◆ **Aim of the exercise**
Search the records for the word "xlabel" and pick out every line that has it.
************
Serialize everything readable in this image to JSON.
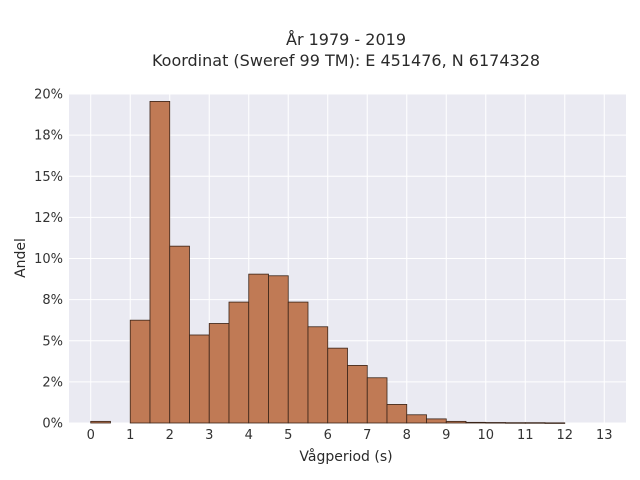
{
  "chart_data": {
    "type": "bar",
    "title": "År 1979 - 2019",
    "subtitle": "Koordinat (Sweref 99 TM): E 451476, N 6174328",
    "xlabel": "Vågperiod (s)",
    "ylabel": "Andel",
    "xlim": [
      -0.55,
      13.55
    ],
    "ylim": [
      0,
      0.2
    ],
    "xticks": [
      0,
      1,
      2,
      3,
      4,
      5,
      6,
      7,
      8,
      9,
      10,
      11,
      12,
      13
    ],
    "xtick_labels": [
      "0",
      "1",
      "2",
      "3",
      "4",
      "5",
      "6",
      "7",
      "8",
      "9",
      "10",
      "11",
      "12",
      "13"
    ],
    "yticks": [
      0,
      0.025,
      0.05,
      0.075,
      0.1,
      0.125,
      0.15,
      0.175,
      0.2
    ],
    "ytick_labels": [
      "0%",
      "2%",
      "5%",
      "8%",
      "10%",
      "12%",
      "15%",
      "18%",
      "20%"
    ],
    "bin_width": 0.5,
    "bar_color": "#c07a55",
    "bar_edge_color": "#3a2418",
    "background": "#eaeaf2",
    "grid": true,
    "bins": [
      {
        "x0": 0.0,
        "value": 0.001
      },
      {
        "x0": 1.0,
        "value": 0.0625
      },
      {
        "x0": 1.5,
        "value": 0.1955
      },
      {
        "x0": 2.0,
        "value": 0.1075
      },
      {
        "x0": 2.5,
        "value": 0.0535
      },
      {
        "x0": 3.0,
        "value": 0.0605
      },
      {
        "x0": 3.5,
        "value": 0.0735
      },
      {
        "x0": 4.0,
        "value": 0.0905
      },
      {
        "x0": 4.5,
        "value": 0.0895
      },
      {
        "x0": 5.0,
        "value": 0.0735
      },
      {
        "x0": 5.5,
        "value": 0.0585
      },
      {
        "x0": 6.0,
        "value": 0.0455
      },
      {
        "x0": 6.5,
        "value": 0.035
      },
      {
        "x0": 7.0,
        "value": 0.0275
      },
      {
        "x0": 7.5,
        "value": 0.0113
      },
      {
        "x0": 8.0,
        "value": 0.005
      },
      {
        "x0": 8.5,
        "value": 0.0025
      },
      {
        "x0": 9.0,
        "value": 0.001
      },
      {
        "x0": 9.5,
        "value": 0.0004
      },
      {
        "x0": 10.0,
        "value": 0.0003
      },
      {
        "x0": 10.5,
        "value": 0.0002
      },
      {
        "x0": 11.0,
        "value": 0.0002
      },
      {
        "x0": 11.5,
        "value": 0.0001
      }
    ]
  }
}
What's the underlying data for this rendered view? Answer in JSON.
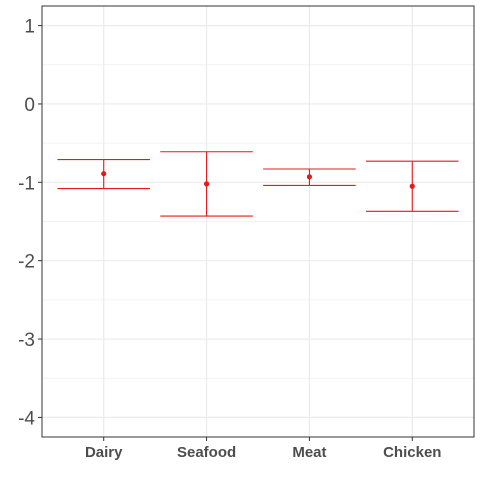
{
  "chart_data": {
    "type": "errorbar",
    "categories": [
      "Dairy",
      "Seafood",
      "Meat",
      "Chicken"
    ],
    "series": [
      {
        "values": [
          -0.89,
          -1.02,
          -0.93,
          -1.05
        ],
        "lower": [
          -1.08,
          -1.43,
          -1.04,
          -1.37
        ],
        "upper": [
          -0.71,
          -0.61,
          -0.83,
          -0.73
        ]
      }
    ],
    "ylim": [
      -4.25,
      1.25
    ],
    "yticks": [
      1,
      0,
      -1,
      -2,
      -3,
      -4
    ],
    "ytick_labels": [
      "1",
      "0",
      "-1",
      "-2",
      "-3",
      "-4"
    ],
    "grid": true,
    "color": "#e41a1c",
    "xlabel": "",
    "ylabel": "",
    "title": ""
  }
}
************
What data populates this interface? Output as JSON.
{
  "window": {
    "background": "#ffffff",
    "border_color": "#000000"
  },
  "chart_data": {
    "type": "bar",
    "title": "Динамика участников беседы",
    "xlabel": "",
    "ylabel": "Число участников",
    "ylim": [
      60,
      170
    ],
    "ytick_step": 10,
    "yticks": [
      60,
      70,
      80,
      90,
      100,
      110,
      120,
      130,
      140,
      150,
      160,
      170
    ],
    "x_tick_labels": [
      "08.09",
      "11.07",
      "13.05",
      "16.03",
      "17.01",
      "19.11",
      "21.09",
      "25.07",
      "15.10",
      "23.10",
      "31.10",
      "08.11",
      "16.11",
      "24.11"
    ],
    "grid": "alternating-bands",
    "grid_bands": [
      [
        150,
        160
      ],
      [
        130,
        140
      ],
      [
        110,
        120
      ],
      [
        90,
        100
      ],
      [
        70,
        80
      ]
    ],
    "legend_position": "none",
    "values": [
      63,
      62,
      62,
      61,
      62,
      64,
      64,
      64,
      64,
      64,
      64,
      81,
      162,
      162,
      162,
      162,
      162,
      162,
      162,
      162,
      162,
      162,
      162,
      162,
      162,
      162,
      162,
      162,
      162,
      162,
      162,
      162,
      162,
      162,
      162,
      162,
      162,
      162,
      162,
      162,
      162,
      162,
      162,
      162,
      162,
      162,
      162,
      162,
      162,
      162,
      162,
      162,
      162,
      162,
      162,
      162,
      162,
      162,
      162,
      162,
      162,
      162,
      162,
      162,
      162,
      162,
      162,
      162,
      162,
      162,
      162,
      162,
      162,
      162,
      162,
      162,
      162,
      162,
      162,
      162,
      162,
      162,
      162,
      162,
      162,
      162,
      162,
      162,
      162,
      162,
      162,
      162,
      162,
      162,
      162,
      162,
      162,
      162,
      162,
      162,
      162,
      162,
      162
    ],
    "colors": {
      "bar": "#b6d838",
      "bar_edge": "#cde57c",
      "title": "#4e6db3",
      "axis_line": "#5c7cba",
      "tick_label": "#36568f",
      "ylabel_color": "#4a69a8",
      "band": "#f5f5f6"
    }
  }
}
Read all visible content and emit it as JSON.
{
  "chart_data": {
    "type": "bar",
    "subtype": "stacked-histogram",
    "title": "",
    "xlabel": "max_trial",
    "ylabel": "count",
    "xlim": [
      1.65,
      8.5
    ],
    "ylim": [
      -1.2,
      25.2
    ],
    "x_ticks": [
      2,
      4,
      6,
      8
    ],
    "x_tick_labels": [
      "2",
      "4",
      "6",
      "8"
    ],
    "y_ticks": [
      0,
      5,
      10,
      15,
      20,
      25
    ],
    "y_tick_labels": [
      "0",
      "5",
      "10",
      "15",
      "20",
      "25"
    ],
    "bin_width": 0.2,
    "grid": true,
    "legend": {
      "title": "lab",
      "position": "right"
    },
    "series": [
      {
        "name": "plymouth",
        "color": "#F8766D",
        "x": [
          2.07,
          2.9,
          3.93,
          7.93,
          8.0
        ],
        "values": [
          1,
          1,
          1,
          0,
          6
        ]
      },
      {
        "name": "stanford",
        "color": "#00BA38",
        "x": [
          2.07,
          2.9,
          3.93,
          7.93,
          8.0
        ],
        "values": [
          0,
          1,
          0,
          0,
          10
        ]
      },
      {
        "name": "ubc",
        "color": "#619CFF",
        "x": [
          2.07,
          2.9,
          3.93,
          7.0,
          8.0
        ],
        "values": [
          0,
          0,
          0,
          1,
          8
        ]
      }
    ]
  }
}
************
◆ **Completed exercise**
    "xlabel": "Vågperiod (s)",
    "xlabel": "",
    "xlabel": "",
    "xlabel": "max_trial",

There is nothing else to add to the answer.